Could you find every line in the entries below that holds the word "document" and copy it?

_ _ _

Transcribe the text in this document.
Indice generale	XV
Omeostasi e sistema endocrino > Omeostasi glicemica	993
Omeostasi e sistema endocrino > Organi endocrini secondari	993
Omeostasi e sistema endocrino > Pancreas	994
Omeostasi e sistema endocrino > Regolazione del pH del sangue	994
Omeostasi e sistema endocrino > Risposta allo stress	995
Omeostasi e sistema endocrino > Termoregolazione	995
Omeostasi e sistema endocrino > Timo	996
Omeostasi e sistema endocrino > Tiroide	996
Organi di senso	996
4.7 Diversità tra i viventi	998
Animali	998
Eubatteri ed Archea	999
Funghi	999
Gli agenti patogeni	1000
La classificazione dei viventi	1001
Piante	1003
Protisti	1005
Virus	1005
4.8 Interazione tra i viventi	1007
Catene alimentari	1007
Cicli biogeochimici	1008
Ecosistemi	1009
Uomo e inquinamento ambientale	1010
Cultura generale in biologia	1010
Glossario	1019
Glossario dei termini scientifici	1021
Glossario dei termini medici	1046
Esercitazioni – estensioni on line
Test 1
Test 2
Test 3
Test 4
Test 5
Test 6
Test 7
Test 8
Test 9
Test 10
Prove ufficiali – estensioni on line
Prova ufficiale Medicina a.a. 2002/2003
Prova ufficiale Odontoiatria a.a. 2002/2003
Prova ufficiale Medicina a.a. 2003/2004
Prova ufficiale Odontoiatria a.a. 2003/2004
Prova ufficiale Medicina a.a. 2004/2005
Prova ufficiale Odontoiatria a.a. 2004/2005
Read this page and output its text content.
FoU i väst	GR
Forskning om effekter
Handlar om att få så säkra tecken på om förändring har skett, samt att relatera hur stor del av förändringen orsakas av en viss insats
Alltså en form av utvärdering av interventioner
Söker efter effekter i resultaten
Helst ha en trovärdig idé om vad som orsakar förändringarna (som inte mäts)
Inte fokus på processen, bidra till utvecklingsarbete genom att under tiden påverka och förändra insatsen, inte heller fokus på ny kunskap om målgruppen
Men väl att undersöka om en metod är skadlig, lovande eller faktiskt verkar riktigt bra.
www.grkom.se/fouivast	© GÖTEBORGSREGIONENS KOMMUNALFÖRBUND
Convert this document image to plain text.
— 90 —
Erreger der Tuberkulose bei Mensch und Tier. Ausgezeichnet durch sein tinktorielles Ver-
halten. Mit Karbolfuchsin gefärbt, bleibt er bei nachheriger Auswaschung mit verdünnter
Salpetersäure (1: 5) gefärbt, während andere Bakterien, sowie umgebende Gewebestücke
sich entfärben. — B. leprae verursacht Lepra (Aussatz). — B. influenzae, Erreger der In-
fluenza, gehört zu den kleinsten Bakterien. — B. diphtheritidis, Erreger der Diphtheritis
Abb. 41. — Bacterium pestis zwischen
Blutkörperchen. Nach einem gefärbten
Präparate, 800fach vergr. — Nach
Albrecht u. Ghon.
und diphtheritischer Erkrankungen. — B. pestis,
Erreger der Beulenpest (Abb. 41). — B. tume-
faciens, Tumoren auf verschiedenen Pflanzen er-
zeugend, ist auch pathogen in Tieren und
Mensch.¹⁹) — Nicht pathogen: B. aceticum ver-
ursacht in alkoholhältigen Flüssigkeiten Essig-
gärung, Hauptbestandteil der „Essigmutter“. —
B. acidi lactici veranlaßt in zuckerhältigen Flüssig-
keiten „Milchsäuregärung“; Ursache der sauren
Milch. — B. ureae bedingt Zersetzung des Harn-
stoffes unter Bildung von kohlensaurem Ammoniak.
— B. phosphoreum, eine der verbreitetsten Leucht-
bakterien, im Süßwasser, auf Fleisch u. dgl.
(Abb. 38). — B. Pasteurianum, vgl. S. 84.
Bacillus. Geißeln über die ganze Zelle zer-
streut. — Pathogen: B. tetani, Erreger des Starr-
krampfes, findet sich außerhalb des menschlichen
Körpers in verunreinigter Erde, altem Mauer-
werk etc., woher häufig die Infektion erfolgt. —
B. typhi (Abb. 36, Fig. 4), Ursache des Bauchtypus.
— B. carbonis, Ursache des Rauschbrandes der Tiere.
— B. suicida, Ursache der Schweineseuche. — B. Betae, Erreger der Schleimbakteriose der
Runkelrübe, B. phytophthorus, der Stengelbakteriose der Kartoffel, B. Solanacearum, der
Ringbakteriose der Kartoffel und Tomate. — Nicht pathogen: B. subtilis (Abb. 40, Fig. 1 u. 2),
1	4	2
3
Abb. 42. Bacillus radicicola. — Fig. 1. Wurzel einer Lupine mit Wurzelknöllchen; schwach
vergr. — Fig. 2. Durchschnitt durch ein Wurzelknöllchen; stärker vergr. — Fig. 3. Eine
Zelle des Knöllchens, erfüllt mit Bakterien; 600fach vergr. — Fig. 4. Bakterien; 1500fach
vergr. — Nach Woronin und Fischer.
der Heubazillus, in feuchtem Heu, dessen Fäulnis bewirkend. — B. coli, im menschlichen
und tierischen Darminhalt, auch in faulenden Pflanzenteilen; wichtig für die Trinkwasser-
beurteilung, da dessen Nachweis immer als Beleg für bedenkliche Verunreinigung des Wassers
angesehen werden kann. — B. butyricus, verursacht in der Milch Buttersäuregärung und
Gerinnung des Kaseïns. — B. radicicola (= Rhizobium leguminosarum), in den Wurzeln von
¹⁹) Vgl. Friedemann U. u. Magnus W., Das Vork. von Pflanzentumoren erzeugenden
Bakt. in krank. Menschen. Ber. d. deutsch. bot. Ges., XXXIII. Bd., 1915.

_ _ _

- ANSWER BELOW -
Transcribe the text in this document.
Convert this document image to plain text.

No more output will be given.